▶ _WHAT YOU HAVE TO DO_: All records below must be retyped exactly.

▶ _SOURCE RECORDS_:
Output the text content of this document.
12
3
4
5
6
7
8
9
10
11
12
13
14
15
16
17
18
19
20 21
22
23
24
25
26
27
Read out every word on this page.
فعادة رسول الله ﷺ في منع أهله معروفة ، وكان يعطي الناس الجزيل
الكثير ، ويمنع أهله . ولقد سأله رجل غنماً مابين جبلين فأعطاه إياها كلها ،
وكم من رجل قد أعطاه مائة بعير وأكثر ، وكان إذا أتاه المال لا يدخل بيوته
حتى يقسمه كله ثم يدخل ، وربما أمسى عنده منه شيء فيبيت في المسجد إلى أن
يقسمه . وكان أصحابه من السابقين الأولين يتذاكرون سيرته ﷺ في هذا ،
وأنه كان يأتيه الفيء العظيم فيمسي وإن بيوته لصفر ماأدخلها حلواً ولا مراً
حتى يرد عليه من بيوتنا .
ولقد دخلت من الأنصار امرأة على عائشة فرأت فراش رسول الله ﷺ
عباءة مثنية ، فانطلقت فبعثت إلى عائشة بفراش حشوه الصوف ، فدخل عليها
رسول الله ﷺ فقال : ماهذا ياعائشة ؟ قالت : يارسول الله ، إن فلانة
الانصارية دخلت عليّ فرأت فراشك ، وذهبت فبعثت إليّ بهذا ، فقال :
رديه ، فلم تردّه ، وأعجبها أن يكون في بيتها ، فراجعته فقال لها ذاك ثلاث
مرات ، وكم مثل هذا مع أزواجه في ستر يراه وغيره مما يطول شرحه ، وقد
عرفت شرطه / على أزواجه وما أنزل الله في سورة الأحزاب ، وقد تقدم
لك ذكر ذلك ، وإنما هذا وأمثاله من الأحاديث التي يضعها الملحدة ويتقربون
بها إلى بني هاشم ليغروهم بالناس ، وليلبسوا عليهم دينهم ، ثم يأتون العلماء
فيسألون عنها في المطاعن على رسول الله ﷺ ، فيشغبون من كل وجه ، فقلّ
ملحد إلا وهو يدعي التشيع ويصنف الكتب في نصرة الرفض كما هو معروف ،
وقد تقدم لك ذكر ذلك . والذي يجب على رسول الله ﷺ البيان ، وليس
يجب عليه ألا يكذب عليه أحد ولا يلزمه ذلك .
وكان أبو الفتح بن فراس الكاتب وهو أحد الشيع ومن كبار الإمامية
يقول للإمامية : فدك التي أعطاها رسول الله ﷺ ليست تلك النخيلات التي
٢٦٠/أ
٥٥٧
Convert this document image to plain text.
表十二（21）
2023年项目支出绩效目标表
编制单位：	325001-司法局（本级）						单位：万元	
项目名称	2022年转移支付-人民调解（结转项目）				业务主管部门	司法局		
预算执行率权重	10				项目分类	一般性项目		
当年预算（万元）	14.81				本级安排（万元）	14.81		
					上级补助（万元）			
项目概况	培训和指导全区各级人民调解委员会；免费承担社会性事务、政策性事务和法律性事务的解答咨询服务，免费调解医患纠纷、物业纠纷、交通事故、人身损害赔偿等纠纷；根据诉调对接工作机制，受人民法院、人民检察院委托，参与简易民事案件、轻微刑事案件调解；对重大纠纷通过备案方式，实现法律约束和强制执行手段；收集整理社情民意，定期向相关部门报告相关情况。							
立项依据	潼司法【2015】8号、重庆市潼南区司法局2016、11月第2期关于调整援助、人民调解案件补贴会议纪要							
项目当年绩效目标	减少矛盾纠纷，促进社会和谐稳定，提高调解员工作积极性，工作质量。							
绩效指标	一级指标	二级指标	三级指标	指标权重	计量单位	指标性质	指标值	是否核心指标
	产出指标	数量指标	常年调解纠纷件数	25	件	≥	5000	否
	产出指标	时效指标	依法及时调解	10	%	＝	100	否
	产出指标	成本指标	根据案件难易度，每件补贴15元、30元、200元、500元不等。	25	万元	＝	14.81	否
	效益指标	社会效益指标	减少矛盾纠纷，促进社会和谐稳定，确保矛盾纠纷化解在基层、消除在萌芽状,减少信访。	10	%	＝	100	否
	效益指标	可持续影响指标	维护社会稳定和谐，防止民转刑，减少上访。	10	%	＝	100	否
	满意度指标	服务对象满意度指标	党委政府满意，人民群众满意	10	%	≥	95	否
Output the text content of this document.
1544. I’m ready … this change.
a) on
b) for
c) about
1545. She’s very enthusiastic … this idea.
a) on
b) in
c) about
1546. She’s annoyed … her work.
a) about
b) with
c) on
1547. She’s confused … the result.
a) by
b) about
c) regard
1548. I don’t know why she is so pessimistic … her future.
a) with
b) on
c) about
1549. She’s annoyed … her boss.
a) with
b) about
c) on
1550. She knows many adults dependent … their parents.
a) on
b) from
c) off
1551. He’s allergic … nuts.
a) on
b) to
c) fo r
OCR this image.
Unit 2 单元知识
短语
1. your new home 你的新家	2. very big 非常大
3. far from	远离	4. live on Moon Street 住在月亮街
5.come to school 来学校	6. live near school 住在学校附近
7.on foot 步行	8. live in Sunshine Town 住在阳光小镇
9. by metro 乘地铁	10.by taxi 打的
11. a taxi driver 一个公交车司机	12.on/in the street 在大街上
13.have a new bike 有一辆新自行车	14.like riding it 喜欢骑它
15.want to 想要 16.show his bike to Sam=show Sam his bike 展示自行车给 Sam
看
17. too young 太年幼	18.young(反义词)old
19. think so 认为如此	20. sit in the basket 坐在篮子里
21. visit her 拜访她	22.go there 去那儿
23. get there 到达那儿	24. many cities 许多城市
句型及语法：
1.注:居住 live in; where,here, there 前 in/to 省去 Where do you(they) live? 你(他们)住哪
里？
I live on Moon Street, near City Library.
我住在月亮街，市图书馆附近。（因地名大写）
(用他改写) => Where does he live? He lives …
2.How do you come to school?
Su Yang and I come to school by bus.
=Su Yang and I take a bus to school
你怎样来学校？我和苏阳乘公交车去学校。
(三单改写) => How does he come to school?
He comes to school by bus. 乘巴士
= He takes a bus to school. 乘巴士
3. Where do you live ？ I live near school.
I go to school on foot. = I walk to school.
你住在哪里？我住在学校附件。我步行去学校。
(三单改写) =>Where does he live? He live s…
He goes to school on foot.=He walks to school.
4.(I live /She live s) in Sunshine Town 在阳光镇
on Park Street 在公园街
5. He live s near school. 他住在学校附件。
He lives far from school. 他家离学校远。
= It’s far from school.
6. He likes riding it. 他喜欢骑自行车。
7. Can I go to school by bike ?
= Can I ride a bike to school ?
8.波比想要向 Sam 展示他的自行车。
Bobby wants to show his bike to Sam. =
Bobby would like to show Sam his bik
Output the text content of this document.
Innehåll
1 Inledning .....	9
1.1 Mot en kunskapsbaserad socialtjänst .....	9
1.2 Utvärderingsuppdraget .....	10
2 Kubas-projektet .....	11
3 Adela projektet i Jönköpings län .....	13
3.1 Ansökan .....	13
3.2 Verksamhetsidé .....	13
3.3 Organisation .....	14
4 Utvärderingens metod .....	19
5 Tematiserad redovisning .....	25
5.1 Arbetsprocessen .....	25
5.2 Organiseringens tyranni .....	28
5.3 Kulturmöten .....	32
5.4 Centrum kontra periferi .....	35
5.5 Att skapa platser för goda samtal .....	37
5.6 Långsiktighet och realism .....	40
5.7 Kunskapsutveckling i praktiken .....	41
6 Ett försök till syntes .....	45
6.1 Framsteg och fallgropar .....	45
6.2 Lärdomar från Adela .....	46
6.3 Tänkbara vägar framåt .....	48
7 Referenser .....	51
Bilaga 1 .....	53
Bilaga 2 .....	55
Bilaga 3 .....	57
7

▶ _FINISHED EXERCISE_:
Output the text content of this document.
12
3
4
5
6
7
8
9
10
11
12
13
14
15
16
17
18
19
20 21
22
23
24
25
26
27
Read out every word on this page.
فعادة رسول الله ﷺ في منع أهله معروفة ، وكان يعطي الناس الجزيل
الكثير ، ويمنع أهله . ولقد سأله رجل غنماً مابين جبلين فأعطاه إياها كلها ،
وكم من رجل قد أعطاه مائة بعير وأكثر ، وكان إذا أتاه المال لا يدخل بيوته
حتى يقسمه كله ثم يدخل ، وربما أمسى عنده منه شيء فيبيت في المسجد إلى أن
يقسمه . وكان أصحابه من السابقين الأولين يتذاكرون سيرته ﷺ في هذا ،
وأنه كان يأتيه الفيء العظيم فيمسي وإن بيوته لصفر ماأدخلها حلواً ولا مراً
حتى يرد عليه من بيوتنا .
ولقد دخلت من الأنصار امرأة على عائشة فرأت فراش رسول الله ﷺ
عباءة مثنية ، فانطلقت فبعثت إلى عائشة بفراش حشوه الصوف ، فدخل عليها
رسول الله ﷺ فقال : ماهذا ياعائشة ؟ قالت : يارسول الله ، إن فلانة
الانصارية دخلت عليّ فرأت فراشك ، وذهبت فبعثت إليّ بهذا ، فقال :
رديه ، فلم تردّه ، وأعجبها أن يكون في بيتها ، فراجعته فقال لها ذاك ثلاث
مرات ، وكم مثل هذا مع أزواجه في ستر يراه وغيره مما يطول شرحه ، وقد
عرفت شرطه / على أزواجه وما أنزل الله في سورة الأحزاب ، وقد تقدم
لك ذكر ذلك ، وإنما هذا وأمثاله من الأحاديث التي يضعها الملحدة ويتقربون
بها إلى بني هاشم ليغروهم بالناس ، وليلبسوا عليهم دينهم ، ثم يأتون العلماء
فيسألون عنها في المطاعن على رسول الله ﷺ ، فيشغبون من كل وجه ، فقلّ
ملحد إلا وهو يدعي التشيع ويصنف الكتب في نصرة الرفض كما هو معروف ،
وقد تقدم لك ذكر ذلك . والذي يجب على رسول الله ﷺ البيان ، وليس
يجب عليه ألا يكذب عليه أحد ولا يلزمه ذلك .
وكان أبو الفتح بن فراس الكاتب وهو أحد الشيع ومن كبار الإمامية
يقول للإمامية : فدك التي أعطاها رسول الله ﷺ ليست تلك النخيلات التي
٢٦٠/أ
٥٥٧
Convert this document image to plain text.
表十二（21）
2023年项目支出绩效目标表
编制单位：	325001-司法局（本级）						单位：万元	
项目名称	2022年转移支付-人民调解（结转项目）				业务主管部门	司法局		
预算执行率权重	10				项目分类	一般性项目		
当年预算（万元）	14.81				本级安排（万元）	14.81		
					上级补助（万元）			
项目概况	培训和指导全区各级人民调解委员会；免费承担社会性事务、政策性事务和法律性事务的解答咨询服务，免费调解医患纠纷、物业纠纷、交通事故、人身损害赔偿等纠纷；根据诉调对接工作机制，受人民法院、人民检察院委托，参与简易民事案件、轻微刑事案件调解；对重大纠纷通过备案方式，实现法律约束和强制执行手段；收集整理社情民意，定期向相关部门报告相关情况。							
立项依据	潼司法【2015】8号、重庆市潼南区司法局2016、11月第2期关于调整援助、人民调解案件补贴会议纪要							
项目当年绩效目标	减少矛盾纠纷，促进社会和谐稳定，提高调解员工作积极性，工作质量。							
绩效指标	一级指标	二级指标	三级指标	指标权重	计量单位	指标性质	指标值	是否核心指标
	产出指标	数量指标	常年调解纠纷件数	25	件	≥	5000	否
	产出指标	时效指标	依法及时调解	10	%	＝	100	否
	产出指标	成本指标	根据案件难易度，每件补贴15元、30元、200元、500元不等。	25	万元	＝	14.81	否
	效益指标	社会效益指标	减少矛盾纠纷，促进社会和谐稳定，确保矛盾纠纷化解在基层、消除在萌芽状,减少信访。	10	%	＝	100	否
	效益指标	可持续影响指标	维护社会稳定和谐，防止民转刑，减少上访。	10	%	＝	100	否
	满意度指标	服务对象满意度指标	党委政府满意，人民群众满意	10	%	≥	95	否
Output the text content of this document.
1544. I’m ready … this change.
a) on
b) for
c) about
1545. She’s very enthusiastic … this idea.
a) on
b) in
c) about
1546. She’s annoyed … her work.
a) about
b) with
c) on
1547. She’s confused … the result.
a) by
b) about
c) regard
1548. I don’t know why she is so pessimistic … her future.
a) with
b) on
c) about
1549. She’s annoyed … her boss.
a) with
b) about
c) on
1550. She knows many adults dependent … their parents.
a) on
b) from
c) off
1551. He’s allergic … nuts.
a) on
b) to
c) fo r
OCR this image.
Unit 2 单元知识
短语
1. your new home 你的新家	2. very big 非常大
3. far from	远离	4. live on Moon Street 住在月亮街
5.come to school 来学校	6. live near school 住在学校附近
7.on foot 步行	8. live in Sunshine Town 住在阳光小镇
9. by metro 乘地铁	10.by taxi 打的
11. a taxi driver 一个公交车司机	12.on/in the street 在大街上
13.have a new bike 有一辆新自行车	14.like riding it 喜欢骑它
15.want to 想要 16.show his bike to Sam=show Sam his bike 展示自行车给 Sam
看
17. too young 太年幼	18.young(反义词)old
19. think so 认为如此	20. sit in the basket 坐在篮子里
21. visit her 拜访她	22.go there 去那儿
23. get there 到达那儿	24. many cities 许多城市
句型及语法：
1.注:居住 live in; where,here, there 前 in/to 省去 Where do you(they) live? 你(他们)住哪
里？
I live on Moon Street, near City Library.
我住在月亮街，市图书馆附近。（因地名大写）
(用他改写) => Where does he live? He lives …
2.How do you come to school?
Su Yang and I come to school by bus.
=Su Yang and I take a bus to school
你怎样来学校？我和苏阳乘公交车去学校。
(三单改写) => How does he come to school?
He comes to school by bus. 乘巴士
= He takes a bus to school. 乘巴士
3. Where do you live ？ I live near school.
I go to school on foot. = I walk to school.
你住在哪里？我住在学校附件。我步行去学校。
(三单改写) =>Where does he live? He live s…
He goes to school on foot.=He walks to school.
4.(I live /She live s) in Sunshine Town 在阳光镇
on Park Street 在公园街
5. He live s near school. 他住在学校附件。
He lives far from school. 他家离学校远。
= It’s far from school.
6. He likes riding it. 他喜欢骑自行车。
7. Can I go to school by bike ?
= Can I ride a bike to school ?
8.波比想要向 Sam 展示他的自行车。
Bobby wants to show his bike to Sam. =
Bobby would like to show Sam his bik
Output the text content of this document.
Innehåll
1 Inledning .....	9
1.1 Mot en kunskapsbaserad socialtjänst .....	9
1.2 Utvärderingsuppdraget .....	10
2 Kubas-projektet .....	11
3 Adela projektet i Jönköpings län .....	13
3.1 Ansökan .....	13
3.2 Verksamhetsidé .....	13
3.3 Organisation .....	14
4 Utvärderingens metod .....	19
5 Tematiserad redovisning .....	25
5.1 Arbetsprocessen .....	25
5.2 Organiseringens tyranni .....	28
5.3 Kulturmöten .....	32
5.4 Centrum kontra periferi .....	35
5.5 Att skapa platser för goda samtal .....	37
5.6 Långsiktighet och realism .....	40
5.7 Kunskapsutveckling i praktiken .....	41
6 Ett försök till syntes .....	45
6.1 Framsteg och fallgropar .....	45
6.2 Lärdomar från Adela .....	46
6.3 Tänkbara vägar framåt .....	48
7 Referenser .....	51
Bilaga 1 .....	53
Bilaga 2 .....	55
Bilaga 3 .....	57
7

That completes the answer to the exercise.